■ **EXERCISE AIM**: Transcribe every line exactly. Leave the pictures behind.

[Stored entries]
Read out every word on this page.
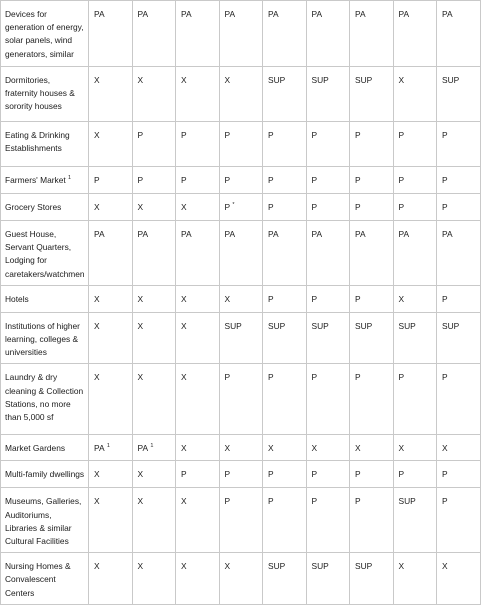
Devices for generation of energy, solar panels, wind generators, similar	PA	PA	PA	PA	PA	PA	PA	PA	PA
Dormitories, fraternity houses & sorority houses	X	X	X	X	SUP	SUP	SUP	X	SUP
Eating & Drinking Establishments	X	P	P	P	P	P	P	P	P
Farmers' Market $^1$	P	P	P	P	P	P	P	P	P
Grocery Stores	X	X	X	P *	P	P	P	P	P
Guest House, Servant Quarters, Lodging for caretakers/watchmen	PA	PA	PA	PA	PA	PA	PA	PA	PA
Hotels	X	X	X	X	P	P	P	X	P
Institutions of higher learning, colleges & universities	X	X	X	SUP	SUP	SUP	SUP	SUP	SUP
Laundry & dry cleaning & Collection Stations, no more than 5,000 sf	X	X	X	P	P	P	P	P	P
Market Gardens	PA $^1$	PA $^1$	X	X	X	X	X	X	X
Multi-family dwellings	X	X	P	P	P	P	P	P	P
Museums, Galleries, Auditoriums, Libraries & similar Cultural Facilities	X	X	X	P	P	P	P	SUP	P
Nursing Homes & Convalescent Centers	X	X	X	X	SUP	SUP	SUP	X	X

■ **WRITTEN ANSWER**:
Read out every word on this page.
Devices for generation of energy, solar panels, wind generators, similar	PA	PA	PA	PA	PA	PA	PA	PA	PA
Dormitories, fraternity houses & sorority houses	X	X	X	X	SUP	SUP	SUP	X	SUP
Eating & Drinking Establishments	X	P	P	P	P	P	P	P	P
Farmers' Market $^1$	P	P	P	P	P	P	P	P	P
Grocery Stores	X	X	X	P *	P	P	P	P	P
Guest House, Servant Quarters, Lodging for caretakers/watchmen	PA	PA	PA	PA	PA	PA	PA	PA	PA
Hotels	X	X	X	X	P	P	P	X	P
Institutions of higher learning, colleges & universities	X	X	X	SUP	SUP	SUP	SUP	SUP	SUP
Laundry & dry cleaning & Collection Stations, no more than 5,000 sf	X	X	X	P	P	P	P	P	P
Market Gardens	PA $^1$	PA $^1$	X	X	X	X	X	X	X
Multi-family dwellings	X	X	P	P	P	P	P	P	P
Museums, Galleries, Auditoriums, Libraries & similar Cultural Facilities	X	X	X	P	P	P	P	SUP	P
Nursing Homes & Convalescent Centers	X	X	X	X	SUP	SUP	SUP	X	X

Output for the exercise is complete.